What you should do :: Every line that holds the string "обработки" is to be identified and copied.
# START OF Task data
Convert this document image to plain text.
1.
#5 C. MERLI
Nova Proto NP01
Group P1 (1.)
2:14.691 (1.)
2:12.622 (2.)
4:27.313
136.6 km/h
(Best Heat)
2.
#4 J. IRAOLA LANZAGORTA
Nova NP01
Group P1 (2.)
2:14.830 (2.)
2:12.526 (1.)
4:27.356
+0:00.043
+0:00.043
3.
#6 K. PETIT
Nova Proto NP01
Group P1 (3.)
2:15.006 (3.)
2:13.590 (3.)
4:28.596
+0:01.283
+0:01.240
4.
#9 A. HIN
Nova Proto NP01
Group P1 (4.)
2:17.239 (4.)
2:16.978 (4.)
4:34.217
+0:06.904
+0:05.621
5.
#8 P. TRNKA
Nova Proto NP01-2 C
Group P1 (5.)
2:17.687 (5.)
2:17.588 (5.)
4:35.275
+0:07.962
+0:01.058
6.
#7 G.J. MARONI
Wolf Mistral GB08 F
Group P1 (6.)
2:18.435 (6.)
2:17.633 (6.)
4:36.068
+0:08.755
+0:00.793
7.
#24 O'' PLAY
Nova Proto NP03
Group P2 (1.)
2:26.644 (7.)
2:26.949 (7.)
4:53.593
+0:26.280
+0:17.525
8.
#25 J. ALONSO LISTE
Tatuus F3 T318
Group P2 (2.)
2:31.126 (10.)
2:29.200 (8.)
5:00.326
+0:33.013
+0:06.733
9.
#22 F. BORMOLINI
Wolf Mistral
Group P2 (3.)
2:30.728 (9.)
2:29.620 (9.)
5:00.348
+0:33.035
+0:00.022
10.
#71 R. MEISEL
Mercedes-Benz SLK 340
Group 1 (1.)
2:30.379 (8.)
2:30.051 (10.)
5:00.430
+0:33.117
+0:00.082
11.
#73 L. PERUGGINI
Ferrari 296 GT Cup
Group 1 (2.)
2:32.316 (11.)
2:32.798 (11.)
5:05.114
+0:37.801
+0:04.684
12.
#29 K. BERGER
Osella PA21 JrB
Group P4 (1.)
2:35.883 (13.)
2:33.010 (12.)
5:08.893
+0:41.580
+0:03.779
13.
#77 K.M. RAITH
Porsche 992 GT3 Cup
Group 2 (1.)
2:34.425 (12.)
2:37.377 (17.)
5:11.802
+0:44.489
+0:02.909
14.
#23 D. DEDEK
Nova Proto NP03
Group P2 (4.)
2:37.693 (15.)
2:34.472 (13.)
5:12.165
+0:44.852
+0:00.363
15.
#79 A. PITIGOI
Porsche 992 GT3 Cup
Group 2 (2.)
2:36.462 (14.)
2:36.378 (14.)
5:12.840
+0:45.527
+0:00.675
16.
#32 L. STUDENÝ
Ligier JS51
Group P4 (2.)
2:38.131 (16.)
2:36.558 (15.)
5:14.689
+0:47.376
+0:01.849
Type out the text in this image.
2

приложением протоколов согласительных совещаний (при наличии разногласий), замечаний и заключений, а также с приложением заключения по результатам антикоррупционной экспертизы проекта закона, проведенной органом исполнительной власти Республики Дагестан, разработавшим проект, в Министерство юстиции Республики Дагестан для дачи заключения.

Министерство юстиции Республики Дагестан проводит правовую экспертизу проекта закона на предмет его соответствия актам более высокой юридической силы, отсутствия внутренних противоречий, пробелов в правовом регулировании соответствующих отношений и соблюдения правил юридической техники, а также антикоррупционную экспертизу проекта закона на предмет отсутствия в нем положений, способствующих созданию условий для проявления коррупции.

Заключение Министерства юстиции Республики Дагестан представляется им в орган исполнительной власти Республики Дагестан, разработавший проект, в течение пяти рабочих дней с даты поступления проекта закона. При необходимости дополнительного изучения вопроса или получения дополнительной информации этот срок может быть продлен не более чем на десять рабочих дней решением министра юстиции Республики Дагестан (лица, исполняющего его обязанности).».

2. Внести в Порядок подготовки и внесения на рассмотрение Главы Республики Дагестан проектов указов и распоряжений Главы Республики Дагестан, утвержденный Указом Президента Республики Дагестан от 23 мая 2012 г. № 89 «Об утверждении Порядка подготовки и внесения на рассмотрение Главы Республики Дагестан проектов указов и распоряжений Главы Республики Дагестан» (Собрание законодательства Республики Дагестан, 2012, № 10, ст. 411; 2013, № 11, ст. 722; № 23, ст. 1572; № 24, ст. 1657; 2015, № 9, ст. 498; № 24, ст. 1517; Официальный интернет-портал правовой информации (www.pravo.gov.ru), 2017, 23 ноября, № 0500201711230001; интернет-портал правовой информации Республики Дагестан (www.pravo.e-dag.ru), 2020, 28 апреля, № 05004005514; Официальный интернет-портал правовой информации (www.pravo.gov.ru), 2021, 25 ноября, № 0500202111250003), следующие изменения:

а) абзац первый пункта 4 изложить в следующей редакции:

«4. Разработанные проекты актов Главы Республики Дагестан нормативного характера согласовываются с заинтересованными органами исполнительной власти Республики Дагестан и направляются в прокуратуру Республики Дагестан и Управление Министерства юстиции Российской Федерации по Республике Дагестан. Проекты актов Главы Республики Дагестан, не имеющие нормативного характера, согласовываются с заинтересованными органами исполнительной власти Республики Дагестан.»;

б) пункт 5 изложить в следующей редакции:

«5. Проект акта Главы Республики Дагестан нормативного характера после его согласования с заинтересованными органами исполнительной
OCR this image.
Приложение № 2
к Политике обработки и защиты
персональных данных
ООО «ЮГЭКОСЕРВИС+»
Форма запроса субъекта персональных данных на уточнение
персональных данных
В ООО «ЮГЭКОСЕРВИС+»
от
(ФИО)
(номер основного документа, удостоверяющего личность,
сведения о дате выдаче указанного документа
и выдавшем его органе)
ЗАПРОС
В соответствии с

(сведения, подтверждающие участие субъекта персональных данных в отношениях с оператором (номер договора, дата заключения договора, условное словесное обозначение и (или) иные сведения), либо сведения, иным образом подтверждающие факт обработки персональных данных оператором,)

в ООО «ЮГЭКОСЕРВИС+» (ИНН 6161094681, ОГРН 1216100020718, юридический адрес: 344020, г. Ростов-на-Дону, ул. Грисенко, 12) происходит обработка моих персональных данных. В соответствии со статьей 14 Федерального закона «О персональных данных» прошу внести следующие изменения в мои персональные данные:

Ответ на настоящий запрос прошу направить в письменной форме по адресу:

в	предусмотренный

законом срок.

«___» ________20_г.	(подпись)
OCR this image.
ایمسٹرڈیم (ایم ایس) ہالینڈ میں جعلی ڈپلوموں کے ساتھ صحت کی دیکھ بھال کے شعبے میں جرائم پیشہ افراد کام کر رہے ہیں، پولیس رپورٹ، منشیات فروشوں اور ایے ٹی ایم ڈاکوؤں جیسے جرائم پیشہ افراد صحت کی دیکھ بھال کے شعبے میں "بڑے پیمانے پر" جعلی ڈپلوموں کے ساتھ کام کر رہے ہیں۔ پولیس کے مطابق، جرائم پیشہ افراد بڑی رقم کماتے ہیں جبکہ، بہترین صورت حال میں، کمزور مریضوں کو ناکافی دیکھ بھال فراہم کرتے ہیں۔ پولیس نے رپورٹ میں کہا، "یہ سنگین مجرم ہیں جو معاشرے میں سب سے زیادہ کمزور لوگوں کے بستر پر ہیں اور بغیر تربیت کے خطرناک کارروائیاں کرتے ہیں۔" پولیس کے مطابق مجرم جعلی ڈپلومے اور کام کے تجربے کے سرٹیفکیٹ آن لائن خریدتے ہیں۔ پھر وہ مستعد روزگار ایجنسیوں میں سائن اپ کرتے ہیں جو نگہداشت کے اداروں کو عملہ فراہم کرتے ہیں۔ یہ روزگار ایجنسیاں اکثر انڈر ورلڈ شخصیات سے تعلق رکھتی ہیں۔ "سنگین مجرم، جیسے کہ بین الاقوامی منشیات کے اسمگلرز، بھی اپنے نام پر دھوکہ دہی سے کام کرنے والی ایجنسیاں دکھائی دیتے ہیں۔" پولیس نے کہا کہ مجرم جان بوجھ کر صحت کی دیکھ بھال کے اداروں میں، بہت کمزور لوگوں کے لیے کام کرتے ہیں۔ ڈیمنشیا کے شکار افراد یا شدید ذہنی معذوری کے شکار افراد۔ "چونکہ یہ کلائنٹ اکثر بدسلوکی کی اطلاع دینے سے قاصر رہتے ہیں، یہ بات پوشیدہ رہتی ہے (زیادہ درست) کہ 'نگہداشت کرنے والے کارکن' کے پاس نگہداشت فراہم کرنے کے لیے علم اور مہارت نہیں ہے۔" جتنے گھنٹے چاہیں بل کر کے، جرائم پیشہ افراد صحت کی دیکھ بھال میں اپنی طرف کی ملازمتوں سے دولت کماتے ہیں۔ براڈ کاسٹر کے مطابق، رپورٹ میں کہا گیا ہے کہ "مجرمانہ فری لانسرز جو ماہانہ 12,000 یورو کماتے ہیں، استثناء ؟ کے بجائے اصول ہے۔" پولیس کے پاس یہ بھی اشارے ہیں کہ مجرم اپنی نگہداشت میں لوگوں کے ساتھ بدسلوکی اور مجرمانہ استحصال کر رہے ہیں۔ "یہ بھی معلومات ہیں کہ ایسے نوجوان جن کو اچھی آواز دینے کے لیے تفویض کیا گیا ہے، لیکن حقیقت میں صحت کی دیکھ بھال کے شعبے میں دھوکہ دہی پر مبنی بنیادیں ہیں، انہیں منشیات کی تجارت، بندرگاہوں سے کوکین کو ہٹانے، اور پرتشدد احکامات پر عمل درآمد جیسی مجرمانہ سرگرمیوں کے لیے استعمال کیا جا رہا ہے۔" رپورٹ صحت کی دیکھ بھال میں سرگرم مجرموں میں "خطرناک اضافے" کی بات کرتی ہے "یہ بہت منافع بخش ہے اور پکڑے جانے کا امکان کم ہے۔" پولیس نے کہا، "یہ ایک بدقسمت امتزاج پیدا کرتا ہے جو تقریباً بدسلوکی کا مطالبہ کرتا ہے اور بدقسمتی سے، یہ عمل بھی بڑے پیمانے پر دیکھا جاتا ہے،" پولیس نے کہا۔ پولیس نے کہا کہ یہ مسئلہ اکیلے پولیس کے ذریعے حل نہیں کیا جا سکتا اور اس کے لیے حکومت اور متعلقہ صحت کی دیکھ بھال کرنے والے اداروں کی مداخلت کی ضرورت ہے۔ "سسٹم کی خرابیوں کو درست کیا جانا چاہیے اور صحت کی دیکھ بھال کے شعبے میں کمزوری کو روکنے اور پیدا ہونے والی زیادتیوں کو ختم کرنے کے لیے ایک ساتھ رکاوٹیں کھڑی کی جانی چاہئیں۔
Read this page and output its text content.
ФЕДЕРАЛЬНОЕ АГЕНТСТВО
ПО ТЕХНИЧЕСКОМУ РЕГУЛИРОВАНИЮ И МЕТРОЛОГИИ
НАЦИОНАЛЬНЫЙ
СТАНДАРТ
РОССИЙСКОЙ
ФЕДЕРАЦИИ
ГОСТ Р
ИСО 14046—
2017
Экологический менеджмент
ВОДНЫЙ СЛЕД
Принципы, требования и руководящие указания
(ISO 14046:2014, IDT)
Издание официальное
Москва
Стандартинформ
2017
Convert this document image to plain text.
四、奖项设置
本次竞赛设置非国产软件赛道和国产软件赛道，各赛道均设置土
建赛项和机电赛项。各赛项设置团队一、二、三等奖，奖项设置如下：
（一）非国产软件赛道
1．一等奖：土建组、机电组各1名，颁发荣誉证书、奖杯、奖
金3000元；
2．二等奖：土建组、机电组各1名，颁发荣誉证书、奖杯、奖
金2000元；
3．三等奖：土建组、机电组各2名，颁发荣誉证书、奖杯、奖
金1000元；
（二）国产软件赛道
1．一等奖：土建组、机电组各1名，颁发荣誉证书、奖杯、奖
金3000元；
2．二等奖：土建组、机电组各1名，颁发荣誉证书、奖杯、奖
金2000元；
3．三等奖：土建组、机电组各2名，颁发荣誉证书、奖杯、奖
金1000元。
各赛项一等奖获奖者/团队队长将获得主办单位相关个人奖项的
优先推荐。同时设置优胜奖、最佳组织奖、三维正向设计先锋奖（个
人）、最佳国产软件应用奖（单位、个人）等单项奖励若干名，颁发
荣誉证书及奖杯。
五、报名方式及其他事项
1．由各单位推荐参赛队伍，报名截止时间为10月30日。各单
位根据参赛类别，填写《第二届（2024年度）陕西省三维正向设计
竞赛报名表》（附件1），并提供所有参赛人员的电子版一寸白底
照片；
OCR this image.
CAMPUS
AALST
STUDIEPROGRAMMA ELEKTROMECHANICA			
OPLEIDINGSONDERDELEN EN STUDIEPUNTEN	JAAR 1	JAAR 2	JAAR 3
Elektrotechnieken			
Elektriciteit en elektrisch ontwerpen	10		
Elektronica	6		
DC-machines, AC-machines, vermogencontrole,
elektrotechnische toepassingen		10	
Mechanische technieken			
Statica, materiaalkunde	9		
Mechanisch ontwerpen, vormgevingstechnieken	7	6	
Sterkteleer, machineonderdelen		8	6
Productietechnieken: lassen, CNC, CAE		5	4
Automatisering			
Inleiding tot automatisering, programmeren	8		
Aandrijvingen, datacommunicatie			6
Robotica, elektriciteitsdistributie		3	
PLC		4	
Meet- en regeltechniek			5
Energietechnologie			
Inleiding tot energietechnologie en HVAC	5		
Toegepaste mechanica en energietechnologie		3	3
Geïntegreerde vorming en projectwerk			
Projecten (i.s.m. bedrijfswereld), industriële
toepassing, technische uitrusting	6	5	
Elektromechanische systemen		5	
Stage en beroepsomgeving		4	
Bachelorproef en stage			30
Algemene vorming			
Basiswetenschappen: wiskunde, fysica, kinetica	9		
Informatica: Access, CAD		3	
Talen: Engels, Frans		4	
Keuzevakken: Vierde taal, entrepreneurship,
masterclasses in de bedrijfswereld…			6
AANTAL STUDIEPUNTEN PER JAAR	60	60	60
# END OF Task data
Expected answer ::
к Политике обработки и защиты
(сведения, подтверждающие участие субъекта персональных данных в отношениях с оператором (номер договора, дата заключения договора, условное словесное обозначение и (или) иные сведения), либо сведения, иным образом подтверждающие факт обработки персональных данных оператором,)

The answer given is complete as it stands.